Copy the lines below verbatim, but only from the line containing "Extract the structured" through the end of the data.

----- SUPPLIED MATERIAL

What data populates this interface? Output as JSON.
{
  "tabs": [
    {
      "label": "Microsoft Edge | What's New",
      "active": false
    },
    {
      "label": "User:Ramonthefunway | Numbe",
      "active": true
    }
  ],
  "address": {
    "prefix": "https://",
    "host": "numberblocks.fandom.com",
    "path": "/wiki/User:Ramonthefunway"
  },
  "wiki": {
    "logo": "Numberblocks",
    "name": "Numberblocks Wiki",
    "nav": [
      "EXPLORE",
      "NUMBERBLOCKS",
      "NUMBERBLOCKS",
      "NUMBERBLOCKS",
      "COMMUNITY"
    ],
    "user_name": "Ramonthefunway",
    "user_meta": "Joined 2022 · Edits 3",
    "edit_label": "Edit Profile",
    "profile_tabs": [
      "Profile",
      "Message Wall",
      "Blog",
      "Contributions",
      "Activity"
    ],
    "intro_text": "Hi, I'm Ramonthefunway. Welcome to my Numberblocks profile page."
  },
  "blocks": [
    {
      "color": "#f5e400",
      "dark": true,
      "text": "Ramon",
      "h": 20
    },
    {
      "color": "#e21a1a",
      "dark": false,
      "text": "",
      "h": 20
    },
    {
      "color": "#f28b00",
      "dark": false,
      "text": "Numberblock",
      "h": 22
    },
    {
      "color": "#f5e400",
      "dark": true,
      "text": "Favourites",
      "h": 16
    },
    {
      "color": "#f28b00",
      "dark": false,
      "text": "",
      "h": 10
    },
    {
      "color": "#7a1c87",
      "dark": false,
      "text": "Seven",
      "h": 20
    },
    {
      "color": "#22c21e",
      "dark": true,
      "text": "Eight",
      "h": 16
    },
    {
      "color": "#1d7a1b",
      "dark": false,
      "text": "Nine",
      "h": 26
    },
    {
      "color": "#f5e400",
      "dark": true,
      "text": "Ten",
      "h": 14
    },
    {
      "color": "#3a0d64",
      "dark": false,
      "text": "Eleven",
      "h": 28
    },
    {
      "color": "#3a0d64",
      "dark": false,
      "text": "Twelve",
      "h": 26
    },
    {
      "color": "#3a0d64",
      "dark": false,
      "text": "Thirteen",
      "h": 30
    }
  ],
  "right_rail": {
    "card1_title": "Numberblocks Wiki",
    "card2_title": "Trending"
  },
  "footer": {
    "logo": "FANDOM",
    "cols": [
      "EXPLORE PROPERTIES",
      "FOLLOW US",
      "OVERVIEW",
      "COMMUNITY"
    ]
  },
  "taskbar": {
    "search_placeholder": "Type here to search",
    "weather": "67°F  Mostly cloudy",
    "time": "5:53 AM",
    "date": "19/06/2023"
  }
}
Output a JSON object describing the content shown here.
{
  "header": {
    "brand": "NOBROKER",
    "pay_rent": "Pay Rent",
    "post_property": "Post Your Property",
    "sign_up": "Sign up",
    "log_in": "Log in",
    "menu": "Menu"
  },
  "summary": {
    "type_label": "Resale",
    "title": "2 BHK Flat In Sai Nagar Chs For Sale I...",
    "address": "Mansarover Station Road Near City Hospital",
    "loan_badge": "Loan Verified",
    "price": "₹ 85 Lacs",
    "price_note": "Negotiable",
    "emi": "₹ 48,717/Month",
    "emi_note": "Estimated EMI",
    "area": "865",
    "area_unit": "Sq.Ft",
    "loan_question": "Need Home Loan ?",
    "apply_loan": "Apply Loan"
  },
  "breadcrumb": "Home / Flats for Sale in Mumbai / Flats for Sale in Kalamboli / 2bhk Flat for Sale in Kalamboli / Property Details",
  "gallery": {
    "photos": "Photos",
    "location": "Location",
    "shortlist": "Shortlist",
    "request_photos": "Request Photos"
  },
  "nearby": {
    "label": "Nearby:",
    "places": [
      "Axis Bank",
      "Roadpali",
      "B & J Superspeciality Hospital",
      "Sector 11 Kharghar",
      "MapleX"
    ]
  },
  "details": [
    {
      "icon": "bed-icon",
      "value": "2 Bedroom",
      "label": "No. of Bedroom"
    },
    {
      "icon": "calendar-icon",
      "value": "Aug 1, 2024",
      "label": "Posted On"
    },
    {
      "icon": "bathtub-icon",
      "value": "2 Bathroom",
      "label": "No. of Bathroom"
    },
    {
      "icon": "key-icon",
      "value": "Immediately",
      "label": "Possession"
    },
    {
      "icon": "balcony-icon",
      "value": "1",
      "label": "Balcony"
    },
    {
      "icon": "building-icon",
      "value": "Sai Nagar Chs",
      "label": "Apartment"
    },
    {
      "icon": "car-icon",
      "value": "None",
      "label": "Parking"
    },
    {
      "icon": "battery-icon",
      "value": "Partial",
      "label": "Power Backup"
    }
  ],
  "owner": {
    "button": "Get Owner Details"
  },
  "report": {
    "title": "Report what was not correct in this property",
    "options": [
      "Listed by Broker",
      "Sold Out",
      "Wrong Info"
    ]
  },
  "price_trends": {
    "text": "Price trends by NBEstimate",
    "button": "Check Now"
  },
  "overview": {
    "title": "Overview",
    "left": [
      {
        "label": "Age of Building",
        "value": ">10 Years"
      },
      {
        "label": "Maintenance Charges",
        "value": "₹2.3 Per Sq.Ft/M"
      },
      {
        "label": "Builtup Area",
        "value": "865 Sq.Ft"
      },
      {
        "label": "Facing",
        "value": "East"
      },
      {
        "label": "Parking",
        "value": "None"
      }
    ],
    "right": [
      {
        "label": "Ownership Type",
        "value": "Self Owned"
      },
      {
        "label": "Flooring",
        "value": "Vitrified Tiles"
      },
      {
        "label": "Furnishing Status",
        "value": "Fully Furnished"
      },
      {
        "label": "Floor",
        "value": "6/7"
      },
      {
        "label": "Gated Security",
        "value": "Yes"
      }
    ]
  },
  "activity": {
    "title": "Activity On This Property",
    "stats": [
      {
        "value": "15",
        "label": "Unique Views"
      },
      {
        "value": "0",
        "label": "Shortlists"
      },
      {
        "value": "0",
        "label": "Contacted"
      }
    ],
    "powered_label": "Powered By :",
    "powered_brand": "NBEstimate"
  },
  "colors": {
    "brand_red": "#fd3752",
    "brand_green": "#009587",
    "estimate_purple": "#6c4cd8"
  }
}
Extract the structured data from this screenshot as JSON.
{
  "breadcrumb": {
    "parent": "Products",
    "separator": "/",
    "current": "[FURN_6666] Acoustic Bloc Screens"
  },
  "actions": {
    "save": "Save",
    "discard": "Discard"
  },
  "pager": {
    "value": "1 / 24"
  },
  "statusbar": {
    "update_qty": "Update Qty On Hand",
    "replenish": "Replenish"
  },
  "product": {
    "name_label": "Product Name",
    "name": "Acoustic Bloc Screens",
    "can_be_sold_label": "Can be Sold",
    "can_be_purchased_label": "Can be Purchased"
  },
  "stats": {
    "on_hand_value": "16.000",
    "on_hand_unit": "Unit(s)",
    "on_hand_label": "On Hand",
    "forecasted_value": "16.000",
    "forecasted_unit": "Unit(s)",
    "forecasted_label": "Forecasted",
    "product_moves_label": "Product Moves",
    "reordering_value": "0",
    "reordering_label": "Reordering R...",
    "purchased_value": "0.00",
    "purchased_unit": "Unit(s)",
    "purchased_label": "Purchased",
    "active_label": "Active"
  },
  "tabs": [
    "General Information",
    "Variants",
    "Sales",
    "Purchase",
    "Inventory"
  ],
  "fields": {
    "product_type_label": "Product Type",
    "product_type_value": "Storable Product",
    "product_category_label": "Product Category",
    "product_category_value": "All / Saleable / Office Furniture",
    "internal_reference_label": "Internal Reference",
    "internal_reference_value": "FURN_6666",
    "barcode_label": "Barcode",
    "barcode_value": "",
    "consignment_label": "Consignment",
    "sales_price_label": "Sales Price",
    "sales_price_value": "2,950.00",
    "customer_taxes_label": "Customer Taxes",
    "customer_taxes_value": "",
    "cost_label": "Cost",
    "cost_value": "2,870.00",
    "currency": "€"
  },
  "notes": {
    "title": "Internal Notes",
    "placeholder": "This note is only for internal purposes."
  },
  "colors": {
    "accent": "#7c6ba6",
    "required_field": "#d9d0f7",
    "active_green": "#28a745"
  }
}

----------

• [REPLY]:
Extract the structured data from this screenshot as JSON.
{
  "breadcrumb": {
    "parent": "Products",
    "separator": "/",
    "current": "[FURN_6666] Acoustic Bloc Screens"
  },
  "actions": {
    "save": "Save",
    "discard": "Discard"
  },
  "pager": {
    "value": "1 / 24"
  },
  "statusbar": {
    "update_qty": "Update Qty On Hand",
    "replenish": "Replenish"
  },
  "product": {
    "name_label": "Product Name",
    "name": "Acoustic Bloc Screens",
    "can_be_sold_label": "Can be Sold",
    "can_be_purchased_label": "Can be Purchased"
  },
  "stats": {
    "on_hand_value": "16.000",
    "on_hand_unit": "Unit(s)",
    "on_hand_label": "On Hand",
    "forecasted_value": "16.000",
    "forecasted_unit": "Unit(s)",
    "forecasted_label": "Forecasted",
    "product_moves_label": "Product Moves",
    "reordering_value": "0",
    "reordering_label": "Reordering R...",
    "purchased_value": "0.00",
    "purchased_unit": "Unit(s)",
    "purchased_label": "Purchased",
    "active_label": "Active"
  },
  "tabs": [
    "General Information",
    "Variants",
    "Sales",
    "Purchase",
    "Inventory"
  ],
  "fields": {
    "product_type_label": "Product Type",
    "product_type_value": "Storable Product",
    "product_category_label": "Product Category",
    "product_category_value": "All / Saleable / Office Furniture",
    "internal_reference_label": "Internal Reference",
    "internal_reference_value": "FURN_6666",
    "barcode_label": "Barcode",
    "barcode_value": "",
    "consignment_label": "Consignment",
    "sales_price_label": "Sales Price",
    "sales_price_value": "2,950.00",
    "customer_taxes_label": "Customer Taxes",
    "customer_taxes_value": "",
    "cost_label": "Cost",
    "cost_value": "2,870.00",
    "currency": "€"
  },
  "notes": {
    "title": "Internal Notes",
    "placeholder": "This note is only for internal purposes."
  },
  "colors": {
    "accent": "#7c6ba6",
    "required_field": "#d9d0f7",
    "active_green": "#28a745"
  }
}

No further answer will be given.